TASK INSTRUCTIONS
All of the lines below are to be transcribed faithfully, with pictures excluded from the copy.

--- start of INPUT DATA ---

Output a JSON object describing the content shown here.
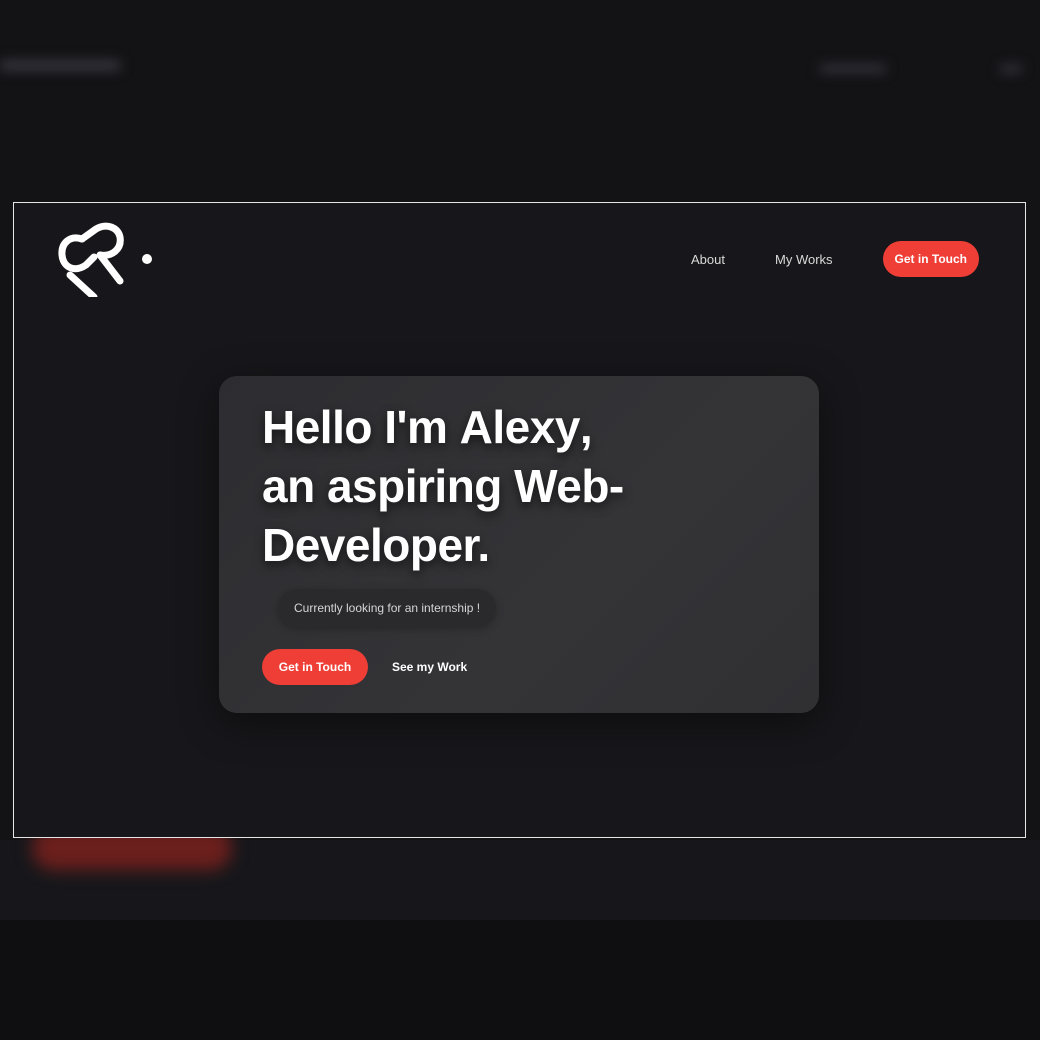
{
  "logo": {
    "icon": "cr-monogram-logo"
  },
  "nav": {
    "links": [
      "About",
      "My Works"
    ],
    "cta": "Get in Touch"
  },
  "hero": {
    "line1_prefix": "Hello I'm ",
    "name": "Alexy",
    "line1_suffix": ",",
    "line2": "an aspiring Web-",
    "line3": "Developer.",
    "tagline": "Currently looking for an internship !",
    "primary_button": "Get in Touch",
    "secondary_button": "See my Work"
  },
  "colors": {
    "accent": "#ef3e36",
    "background": "#17171b",
    "card": "#313134",
    "text": "#ffffff"
  }
}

--- end of INPUT DATA ---

SOLUTION FOR THIS EXERCISE
Output a JSON object describing the content shown here.
{
  "logo": {
    "icon": "cr-monogram-logo"
  },
  "nav": {
    "links": [
      "About",
      "My Works"
    ],
    "cta": "Get in Touch"
  },
  "hero": {
    "line1_prefix": "Hello I'm ",
    "name": "Alexy",
    "line1_suffix": ",",
    "line2": "an aspiring Web-",
    "line3": "Developer.",
    "tagline": "Currently looking for an internship !",
    "primary_button": "Get in Touch",
    "secondary_button": "See my Work"
  },
  "colors": {
    "accent": "#ef3e36",
    "background": "#17171b",
    "card": "#313134",
    "text": "#ffffff"
  }
}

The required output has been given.